▶ **PROBLEM DESCRIPTION**:
Render the following material again verbatim, leaving nothing out.
---------- RECORD EXTRACTS ----------
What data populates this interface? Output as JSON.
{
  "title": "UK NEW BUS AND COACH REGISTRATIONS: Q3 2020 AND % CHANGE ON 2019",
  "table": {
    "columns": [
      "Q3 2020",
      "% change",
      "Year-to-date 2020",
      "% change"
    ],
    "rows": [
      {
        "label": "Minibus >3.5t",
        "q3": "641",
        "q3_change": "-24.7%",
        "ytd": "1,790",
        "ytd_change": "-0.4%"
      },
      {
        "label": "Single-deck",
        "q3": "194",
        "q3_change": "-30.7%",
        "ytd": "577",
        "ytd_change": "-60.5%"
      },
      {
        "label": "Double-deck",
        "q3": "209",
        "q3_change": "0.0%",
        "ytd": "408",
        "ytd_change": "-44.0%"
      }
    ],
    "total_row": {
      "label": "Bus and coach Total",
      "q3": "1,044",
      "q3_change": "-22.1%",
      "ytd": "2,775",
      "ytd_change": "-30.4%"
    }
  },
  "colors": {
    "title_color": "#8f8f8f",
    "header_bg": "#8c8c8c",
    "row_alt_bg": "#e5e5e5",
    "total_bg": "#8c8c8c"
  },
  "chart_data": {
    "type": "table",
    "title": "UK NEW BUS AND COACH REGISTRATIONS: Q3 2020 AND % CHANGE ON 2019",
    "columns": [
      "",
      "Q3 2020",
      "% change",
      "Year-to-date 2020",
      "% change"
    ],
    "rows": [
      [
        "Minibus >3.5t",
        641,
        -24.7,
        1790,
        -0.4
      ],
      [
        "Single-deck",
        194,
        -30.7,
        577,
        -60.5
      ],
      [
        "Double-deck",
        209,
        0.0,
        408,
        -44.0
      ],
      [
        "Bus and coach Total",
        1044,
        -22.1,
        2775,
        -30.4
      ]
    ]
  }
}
----------
▶ **RESPONSE TO THE EXERCISE**:
What data populates this interface? Output as JSON.
{
  "title": "UK NEW BUS AND COACH REGISTRATIONS: Q3 2020 AND % CHANGE ON 2019",
  "table": {
    "columns": [
      "Q3 2020",
      "% change",
      "Year-to-date 2020",
      "% change"
    ],
    "rows": [
      {
        "label": "Minibus >3.5t",
        "q3": "641",
        "q3_change": "-24.7%",
        "ytd": "1,790",
        "ytd_change": "-0.4%"
      },
      {
        "label": "Single-deck",
        "q3": "194",
        "q3_change": "-30.7%",
        "ytd": "577",
        "ytd_change": "-60.5%"
      },
      {
        "label": "Double-deck",
        "q3": "209",
        "q3_change": "0.0%",
        "ytd": "408",
        "ytd_change": "-44.0%"
      }
    ],
    "total_row": {
      "label": "Bus and coach Total",
      "q3": "1,044",
      "q3_change": "-22.1%",
      "ytd": "2,775",
      "ytd_change": "-30.4%"
    }
  },
  "colors": {
    "title_color": "#8f8f8f",
    "header_bg": "#8c8c8c",
    "row_alt_bg": "#e5e5e5",
    "total_bg": "#8c8c8c"
  },
  "chart_data": {
    "type": "table",
    "title": "UK NEW BUS AND COACH REGISTRATIONS: Q3 2020 AND % CHANGE ON 2019",
    "columns": [
      "",
      "Q3 2020",
      "% change",
      "Year-to-date 2020",
      "% change"
    ],
    "rows": [
      [
        "Minibus >3.5t",
        641,
        -24.7,
        1790,
        -0.4
      ],
      [
        "Single-deck",
        194,
        -30.7,
        577,
        -60.5
      ],
      [
        "Double-deck",
        209,
        0.0,
        408,
        -44.0
      ],
      [
        "Bus and coach Total",
        1044,
        -22.1,
        2775,
        -30.4
      ]
    ]
  }
}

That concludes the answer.